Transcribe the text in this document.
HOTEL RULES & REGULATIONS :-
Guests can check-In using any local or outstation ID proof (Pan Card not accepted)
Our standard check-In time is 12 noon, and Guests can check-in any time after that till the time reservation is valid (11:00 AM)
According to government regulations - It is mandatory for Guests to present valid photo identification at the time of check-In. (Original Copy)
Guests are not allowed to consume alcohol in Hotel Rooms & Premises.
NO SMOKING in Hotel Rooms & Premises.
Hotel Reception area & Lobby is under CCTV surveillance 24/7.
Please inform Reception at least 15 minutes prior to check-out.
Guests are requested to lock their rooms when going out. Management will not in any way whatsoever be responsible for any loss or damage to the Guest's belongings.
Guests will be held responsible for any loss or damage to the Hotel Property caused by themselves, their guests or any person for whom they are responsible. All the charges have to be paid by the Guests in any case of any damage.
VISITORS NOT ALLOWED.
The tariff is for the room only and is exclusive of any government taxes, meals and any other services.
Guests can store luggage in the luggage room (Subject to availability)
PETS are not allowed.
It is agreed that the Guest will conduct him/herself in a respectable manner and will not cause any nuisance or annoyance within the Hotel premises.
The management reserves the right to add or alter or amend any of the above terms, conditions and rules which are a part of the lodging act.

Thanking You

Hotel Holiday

================

● **BRIEF**
Extract each line from the listing that holds the word "valid".

● **IN RESPONSE**
Our standard check-In time is 12 noon, and Guests can check-in any time after that till the time reservation is valid (11:00 AM)
According to government regulations - It is mandatory for Guests to present valid photo identification at the time of check-In. (Original Copy)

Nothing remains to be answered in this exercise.